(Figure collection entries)
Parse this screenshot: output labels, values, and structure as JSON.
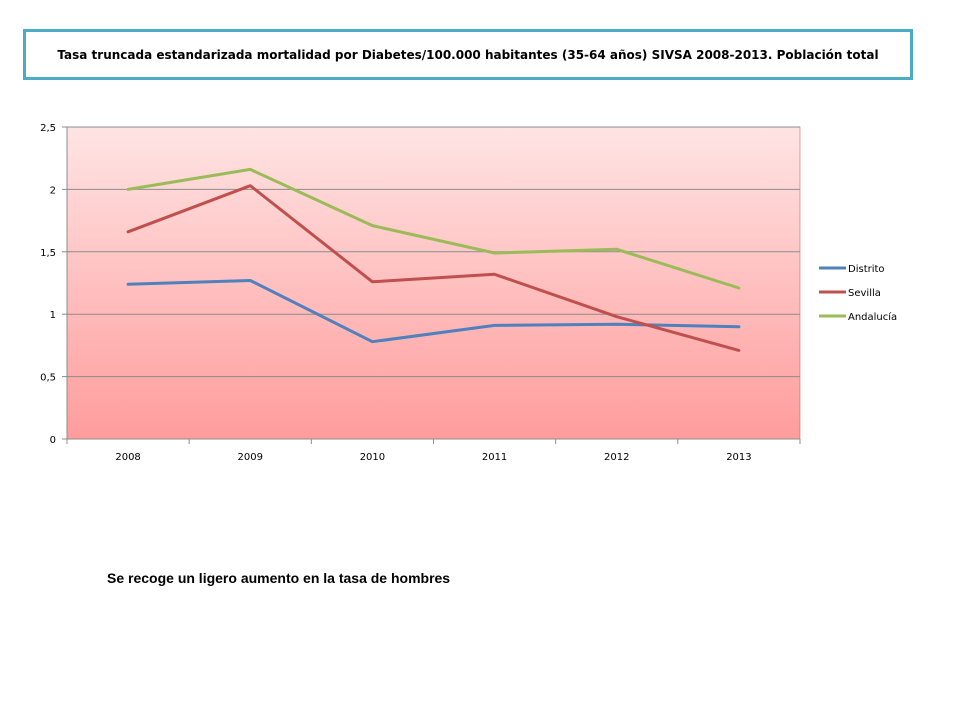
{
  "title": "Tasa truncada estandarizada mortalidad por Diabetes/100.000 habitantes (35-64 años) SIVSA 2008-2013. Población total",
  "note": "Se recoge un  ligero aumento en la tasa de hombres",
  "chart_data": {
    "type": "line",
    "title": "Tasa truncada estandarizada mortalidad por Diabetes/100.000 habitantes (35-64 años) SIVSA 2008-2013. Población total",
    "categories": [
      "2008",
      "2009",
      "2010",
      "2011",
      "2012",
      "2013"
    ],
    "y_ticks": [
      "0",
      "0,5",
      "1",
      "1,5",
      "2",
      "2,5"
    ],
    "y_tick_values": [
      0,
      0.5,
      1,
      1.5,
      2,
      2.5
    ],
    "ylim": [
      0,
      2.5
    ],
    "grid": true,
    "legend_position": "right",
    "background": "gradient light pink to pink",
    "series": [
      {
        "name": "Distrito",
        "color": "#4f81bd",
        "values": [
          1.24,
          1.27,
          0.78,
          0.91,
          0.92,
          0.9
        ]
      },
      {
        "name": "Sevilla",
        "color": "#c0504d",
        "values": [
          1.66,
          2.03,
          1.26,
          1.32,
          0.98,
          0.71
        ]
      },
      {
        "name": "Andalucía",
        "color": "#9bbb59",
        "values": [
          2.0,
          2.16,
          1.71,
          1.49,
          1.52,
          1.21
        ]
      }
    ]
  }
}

JOB »
Retype the records exactly. Any image in them should not appear in what you write.

ANSWER IN FULL »
Parse this screenshot: output labels, values, and structure as JSON.
{
  "title": "Tasa truncada estandarizada mortalidad por Diabetes/100.000 habitantes (35-64 años) SIVSA 2008-2013. Población total",
  "note": "Se recoge un  ligero aumento en la tasa de hombres",
  "chart_data": {
    "type": "line",
    "title": "Tasa truncada estandarizada mortalidad por Diabetes/100.000 habitantes (35-64 años) SIVSA 2008-2013. Población total",
    "categories": [
      "2008",
      "2009",
      "2010",
      "2011",
      "2012",
      "2013"
    ],
    "y_ticks": [
      "0",
      "0,5",
      "1",
      "1,5",
      "2",
      "2,5"
    ],
    "y_tick_values": [
      0,
      0.5,
      1,
      1.5,
      2,
      2.5
    ],
    "ylim": [
      0,
      2.5
    ],
    "grid": true,
    "legend_position": "right",
    "background": "gradient light pink to pink",
    "series": [
      {
        "name": "Distrito",
        "color": "#4f81bd",
        "values": [
          1.24,
          1.27,
          0.78,
          0.91,
          0.92,
          0.9
        ]
      },
      {
        "name": "Sevilla",
        "color": "#c0504d",
        "values": [
          1.66,
          2.03,
          1.26,
          1.32,
          0.98,
          0.71
        ]
      },
      {
        "name": "Andalucía",
        "color": "#9bbb59",
        "values": [
          2.0,
          2.16,
          1.71,
          1.49,
          1.52,
          1.21
        ]
      }
    ]
  }
}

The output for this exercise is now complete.